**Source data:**
● ● ● ● ● ● ●
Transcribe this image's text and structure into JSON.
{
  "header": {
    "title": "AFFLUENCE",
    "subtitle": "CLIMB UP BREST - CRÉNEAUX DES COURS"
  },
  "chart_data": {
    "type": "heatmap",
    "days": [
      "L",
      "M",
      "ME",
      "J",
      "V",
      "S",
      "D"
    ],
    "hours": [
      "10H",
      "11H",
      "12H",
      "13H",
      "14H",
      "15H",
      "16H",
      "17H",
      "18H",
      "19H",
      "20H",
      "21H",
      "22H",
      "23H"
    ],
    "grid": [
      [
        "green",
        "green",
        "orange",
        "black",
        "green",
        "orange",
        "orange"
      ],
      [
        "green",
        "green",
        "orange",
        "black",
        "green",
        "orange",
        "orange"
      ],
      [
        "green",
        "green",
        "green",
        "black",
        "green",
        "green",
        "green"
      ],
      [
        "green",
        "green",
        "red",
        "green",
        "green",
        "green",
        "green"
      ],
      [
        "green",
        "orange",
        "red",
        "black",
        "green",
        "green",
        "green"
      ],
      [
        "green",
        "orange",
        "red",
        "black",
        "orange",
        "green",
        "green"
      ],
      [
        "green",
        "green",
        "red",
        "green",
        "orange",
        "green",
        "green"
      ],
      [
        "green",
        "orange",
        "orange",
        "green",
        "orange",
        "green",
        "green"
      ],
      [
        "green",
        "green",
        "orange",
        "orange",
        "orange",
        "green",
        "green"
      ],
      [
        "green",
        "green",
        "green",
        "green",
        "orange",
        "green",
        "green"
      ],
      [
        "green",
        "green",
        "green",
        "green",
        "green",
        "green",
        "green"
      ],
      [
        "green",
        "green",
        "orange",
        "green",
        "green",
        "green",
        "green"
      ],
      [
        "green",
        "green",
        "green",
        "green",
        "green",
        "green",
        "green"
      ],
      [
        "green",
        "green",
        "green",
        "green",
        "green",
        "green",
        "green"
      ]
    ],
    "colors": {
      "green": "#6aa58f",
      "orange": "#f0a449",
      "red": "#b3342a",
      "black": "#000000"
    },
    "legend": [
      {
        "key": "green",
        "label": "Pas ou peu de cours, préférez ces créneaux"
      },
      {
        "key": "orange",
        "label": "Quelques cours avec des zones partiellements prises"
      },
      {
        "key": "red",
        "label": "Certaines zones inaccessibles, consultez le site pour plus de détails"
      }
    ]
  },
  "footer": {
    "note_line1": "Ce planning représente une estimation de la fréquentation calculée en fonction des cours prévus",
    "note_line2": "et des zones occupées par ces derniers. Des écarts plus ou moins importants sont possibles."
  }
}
● ● ● ● ● ● ●
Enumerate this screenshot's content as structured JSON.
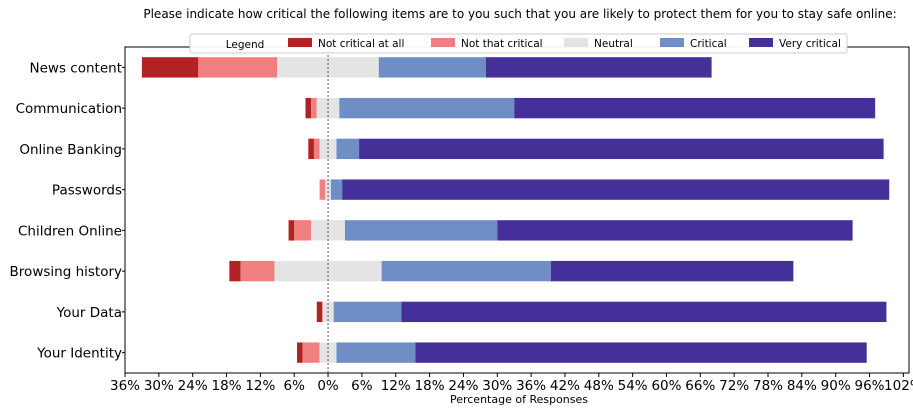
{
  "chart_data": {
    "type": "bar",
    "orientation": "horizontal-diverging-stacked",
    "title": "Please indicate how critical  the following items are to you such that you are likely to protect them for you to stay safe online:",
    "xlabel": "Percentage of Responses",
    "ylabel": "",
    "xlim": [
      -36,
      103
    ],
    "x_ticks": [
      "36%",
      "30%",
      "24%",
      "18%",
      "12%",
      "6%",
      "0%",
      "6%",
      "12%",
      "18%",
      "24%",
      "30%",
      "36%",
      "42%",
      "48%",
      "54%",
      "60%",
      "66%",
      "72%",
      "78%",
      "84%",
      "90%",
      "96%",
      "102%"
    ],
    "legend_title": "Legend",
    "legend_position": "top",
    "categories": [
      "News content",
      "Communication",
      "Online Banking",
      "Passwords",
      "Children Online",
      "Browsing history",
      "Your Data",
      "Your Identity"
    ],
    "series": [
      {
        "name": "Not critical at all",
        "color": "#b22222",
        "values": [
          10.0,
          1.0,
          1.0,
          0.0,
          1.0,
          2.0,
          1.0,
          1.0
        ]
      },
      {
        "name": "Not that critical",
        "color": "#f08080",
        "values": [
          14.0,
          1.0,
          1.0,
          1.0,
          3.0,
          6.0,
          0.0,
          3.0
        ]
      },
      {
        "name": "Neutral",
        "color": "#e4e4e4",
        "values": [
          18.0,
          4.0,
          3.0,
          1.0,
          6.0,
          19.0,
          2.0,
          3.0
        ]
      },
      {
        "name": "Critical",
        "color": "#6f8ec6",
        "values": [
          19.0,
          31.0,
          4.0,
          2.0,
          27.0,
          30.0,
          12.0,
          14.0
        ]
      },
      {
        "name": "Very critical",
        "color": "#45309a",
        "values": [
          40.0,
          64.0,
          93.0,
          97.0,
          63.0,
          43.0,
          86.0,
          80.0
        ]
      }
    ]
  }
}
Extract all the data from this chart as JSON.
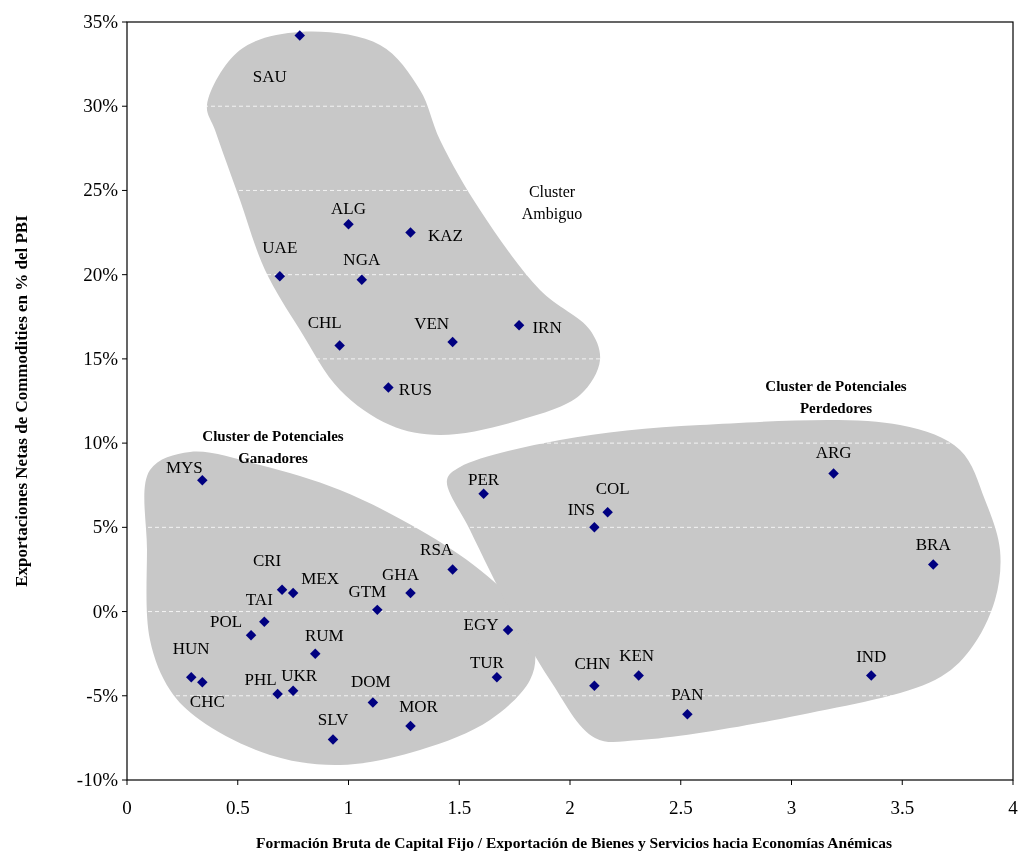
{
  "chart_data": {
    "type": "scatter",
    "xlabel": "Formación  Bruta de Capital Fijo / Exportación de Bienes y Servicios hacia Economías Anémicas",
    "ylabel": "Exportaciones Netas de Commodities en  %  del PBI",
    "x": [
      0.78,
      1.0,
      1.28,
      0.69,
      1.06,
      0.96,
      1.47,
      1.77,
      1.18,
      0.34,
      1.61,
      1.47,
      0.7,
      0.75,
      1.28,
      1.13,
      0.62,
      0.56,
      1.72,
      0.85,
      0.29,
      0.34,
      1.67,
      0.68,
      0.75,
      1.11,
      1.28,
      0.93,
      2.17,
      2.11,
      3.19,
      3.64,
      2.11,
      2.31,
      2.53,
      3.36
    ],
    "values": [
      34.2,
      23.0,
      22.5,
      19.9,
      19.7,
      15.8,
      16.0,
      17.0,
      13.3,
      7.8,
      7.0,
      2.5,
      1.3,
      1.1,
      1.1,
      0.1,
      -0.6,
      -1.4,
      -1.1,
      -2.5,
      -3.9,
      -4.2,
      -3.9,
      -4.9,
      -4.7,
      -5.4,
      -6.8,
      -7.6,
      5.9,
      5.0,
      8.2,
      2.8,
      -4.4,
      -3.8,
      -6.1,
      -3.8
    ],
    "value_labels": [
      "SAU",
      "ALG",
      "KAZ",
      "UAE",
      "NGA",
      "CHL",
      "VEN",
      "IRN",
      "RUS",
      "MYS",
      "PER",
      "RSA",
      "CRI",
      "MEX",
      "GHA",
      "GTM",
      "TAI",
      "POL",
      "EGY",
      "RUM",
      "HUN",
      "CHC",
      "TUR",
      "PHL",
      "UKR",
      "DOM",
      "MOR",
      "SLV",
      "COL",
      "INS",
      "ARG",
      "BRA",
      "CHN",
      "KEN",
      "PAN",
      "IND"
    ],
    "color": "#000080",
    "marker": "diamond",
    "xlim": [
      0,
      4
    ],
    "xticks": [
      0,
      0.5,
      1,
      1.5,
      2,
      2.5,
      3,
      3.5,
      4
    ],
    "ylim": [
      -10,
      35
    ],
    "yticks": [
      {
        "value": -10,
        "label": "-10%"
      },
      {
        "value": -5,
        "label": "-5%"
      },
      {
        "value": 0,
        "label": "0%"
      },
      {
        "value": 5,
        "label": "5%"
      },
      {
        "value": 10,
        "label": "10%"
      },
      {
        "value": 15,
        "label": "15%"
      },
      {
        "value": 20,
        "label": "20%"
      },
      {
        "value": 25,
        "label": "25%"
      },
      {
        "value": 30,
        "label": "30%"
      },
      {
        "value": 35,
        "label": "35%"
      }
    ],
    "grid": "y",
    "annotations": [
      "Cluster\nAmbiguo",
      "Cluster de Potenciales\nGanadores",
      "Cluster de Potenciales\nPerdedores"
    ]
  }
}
● ● ● ● ● ● ●
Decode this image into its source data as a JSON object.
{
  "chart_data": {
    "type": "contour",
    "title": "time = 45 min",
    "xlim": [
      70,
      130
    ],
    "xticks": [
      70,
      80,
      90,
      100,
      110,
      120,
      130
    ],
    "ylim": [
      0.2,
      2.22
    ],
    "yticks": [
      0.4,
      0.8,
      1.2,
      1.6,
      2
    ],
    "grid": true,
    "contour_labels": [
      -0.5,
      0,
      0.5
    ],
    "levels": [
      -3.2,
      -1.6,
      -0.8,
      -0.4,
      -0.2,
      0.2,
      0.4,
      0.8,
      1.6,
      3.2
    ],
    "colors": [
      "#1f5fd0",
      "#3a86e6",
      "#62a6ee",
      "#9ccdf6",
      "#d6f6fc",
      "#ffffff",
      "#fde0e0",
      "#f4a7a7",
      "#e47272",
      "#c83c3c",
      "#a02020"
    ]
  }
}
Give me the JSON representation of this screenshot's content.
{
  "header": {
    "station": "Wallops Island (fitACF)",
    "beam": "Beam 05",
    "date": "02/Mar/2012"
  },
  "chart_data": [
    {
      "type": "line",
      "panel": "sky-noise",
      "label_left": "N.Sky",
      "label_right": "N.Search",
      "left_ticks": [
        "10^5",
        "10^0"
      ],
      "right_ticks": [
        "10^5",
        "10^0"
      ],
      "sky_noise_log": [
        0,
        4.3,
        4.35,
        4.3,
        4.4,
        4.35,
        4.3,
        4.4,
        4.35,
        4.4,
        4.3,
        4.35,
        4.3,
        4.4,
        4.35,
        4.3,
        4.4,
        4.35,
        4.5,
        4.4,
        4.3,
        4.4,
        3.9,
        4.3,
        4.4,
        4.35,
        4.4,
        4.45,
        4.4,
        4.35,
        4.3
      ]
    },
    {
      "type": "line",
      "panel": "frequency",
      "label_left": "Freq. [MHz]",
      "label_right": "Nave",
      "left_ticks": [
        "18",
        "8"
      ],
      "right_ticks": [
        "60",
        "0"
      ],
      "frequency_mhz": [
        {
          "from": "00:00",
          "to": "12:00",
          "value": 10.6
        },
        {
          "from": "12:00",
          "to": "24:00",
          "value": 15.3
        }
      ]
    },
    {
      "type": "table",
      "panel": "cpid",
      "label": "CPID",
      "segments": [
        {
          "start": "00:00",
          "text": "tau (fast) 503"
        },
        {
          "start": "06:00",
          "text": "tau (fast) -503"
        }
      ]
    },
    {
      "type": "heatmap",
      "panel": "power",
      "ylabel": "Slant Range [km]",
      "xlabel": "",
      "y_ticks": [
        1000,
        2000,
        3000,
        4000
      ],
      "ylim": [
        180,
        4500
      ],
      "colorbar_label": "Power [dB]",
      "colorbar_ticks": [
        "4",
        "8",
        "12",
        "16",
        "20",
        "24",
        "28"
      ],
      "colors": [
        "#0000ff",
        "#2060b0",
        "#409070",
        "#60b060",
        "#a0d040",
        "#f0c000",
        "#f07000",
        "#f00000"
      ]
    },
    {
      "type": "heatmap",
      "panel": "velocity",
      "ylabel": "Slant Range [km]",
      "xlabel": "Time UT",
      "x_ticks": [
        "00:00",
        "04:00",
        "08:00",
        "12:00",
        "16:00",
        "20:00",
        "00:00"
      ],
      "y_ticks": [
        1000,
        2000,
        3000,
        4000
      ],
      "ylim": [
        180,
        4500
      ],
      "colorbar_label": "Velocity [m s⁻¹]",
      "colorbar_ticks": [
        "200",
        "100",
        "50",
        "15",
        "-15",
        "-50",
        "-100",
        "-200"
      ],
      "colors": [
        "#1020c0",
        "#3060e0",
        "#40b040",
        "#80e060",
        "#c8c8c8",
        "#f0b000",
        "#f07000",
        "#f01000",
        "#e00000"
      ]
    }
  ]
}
● ● ● ● ● ● ●
**Task requirements:** Look through the data above. Each line containing the word "zones" needs to be copied.

**Solution to this task:**
        "label": "Quelques cours avec des zones partiellements prises"
        "label": "Certaines zones inaccessibles, consultez le site pour plus de détails"
    "note_line2": "et des zones occupées par ces derniers. Des écarts plus ou moins importants sont possibles."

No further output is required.